- [Extracted information]
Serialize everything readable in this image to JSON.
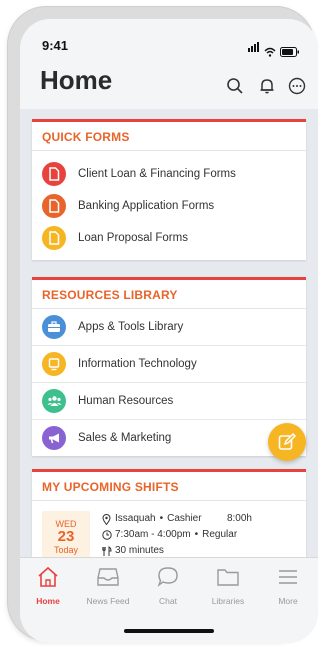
{
  "status_bar": {
    "time": "9:41"
  },
  "header": {
    "title": "Home",
    "icons": [
      "search-icon",
      "bell-icon",
      "more-icon"
    ]
  },
  "quick_forms": {
    "title": "QUICK FORMS",
    "items": [
      {
        "label": "Client Loan & Financing Forms",
        "color": "#e8423f",
        "icon": "document-icon"
      },
      {
        "label": "Banking Application Forms",
        "color": "#e8642a",
        "icon": "document-icon"
      },
      {
        "label": "Loan Proposal Forms",
        "color": "#f6b523",
        "icon": "document-icon"
      }
    ]
  },
  "resources": {
    "title": "RESOURCES LIBRARY",
    "items": [
      {
        "label": "Apps & Tools Library",
        "color": "#4a90d9",
        "icon": "briefcase-icon"
      },
      {
        "label": "Information Technology",
        "color": "#f6b523",
        "icon": "monitor-icon"
      },
      {
        "label": "Human Resources",
        "color": "#3ec08e",
        "icon": "people-icon"
      },
      {
        "label": "Sales & Marketing",
        "color": "#8a63d2",
        "icon": "megaphone-icon"
      }
    ]
  },
  "shifts": {
    "title": "MY UPCOMING SHIFTS",
    "shift": {
      "dow": "WED",
      "day": "23",
      "relative": "Today",
      "location": "Issaquah",
      "role": "Cashier",
      "duration": "8:00h",
      "time_range": "7:30am - 4:00pm",
      "type": "Regular",
      "break": "30 minutes",
      "separator": "•"
    }
  },
  "tabs": [
    {
      "label": "Home",
      "icon": "home-icon",
      "active": true
    },
    {
      "label": "News Feed",
      "icon": "inbox-icon",
      "active": false
    },
    {
      "label": "Chat",
      "icon": "chat-icon",
      "active": false
    },
    {
      "label": "Libraries",
      "icon": "folder-icon",
      "active": false
    },
    {
      "label": "More",
      "icon": "menu-icon",
      "active": false
    }
  ],
  "colors": {
    "accent": "#e8423f",
    "section_title": "#e8642a",
    "fab": "#f6b523"
  }
}
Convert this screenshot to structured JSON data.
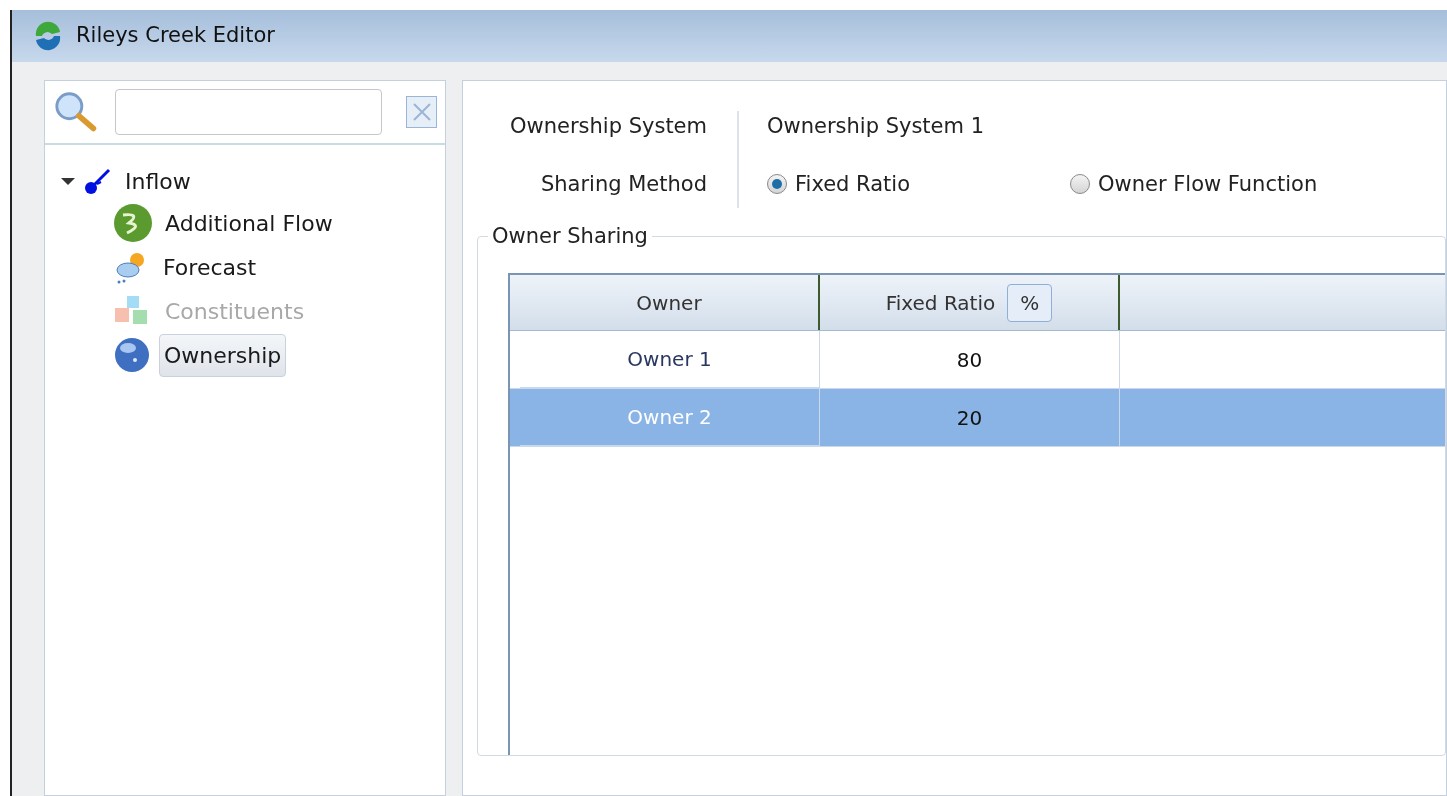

- [Task to complete]
Reproduce the entries above word for word. Pictures stay out.

- [Solution to the exercise]
Serialize everything readable in this image to JSON.
{
  "status_bar": {
    "time": "9:41"
  },
  "header": {
    "title": "Home",
    "icons": [
      "search-icon",
      "bell-icon",
      "more-icon"
    ]
  },
  "quick_forms": {
    "title": "QUICK FORMS",
    "items": [
      {
        "label": "Client Loan & Financing Forms",
        "color": "#e8423f",
        "icon": "document-icon"
      },
      {
        "label": "Banking Application Forms",
        "color": "#e8642a",
        "icon": "document-icon"
      },
      {
        "label": "Loan Proposal Forms",
        "color": "#f6b523",
        "icon": "document-icon"
      }
    ]
  },
  "resources": {
    "title": "RESOURCES LIBRARY",
    "items": [
      {
        "label": "Apps & Tools Library",
        "color": "#4a90d9",
        "icon": "briefcase-icon"
      },
      {
        "label": "Information Technology",
        "color": "#f6b523",
        "icon": "monitor-icon"
      },
      {
        "label": "Human Resources",
        "color": "#3ec08e",
        "icon": "people-icon"
      },
      {
        "label": "Sales & Marketing",
        "color": "#8a63d2",
        "icon": "megaphone-icon"
      }
    ]
  },
  "shifts": {
    "title": "MY UPCOMING SHIFTS",
    "shift": {
      "dow": "WED",
      "day": "23",
      "relative": "Today",
      "location": "Issaquah",
      "role": "Cashier",
      "duration": "8:00h",
      "time_range": "7:30am - 4:00pm",
      "type": "Regular",
      "break": "30 minutes",
      "separator": "•"
    }
  },
  "tabs": [
    {
      "label": "Home",
      "icon": "home-icon",
      "active": true
    },
    {
      "label": "News Feed",
      "icon": "inbox-icon",
      "active": false
    },
    {
      "label": "Chat",
      "icon": "chat-icon",
      "active": false
    },
    {
      "label": "Libraries",
      "icon": "folder-icon",
      "active": false
    },
    {
      "label": "More",
      "icon": "menu-icon",
      "active": false
    }
  ],
  "colors": {
    "accent": "#e8423f",
    "section_title": "#e8642a",
    "fab": "#f6b523"
  }
}
Convert this screenshot to structured JSON data.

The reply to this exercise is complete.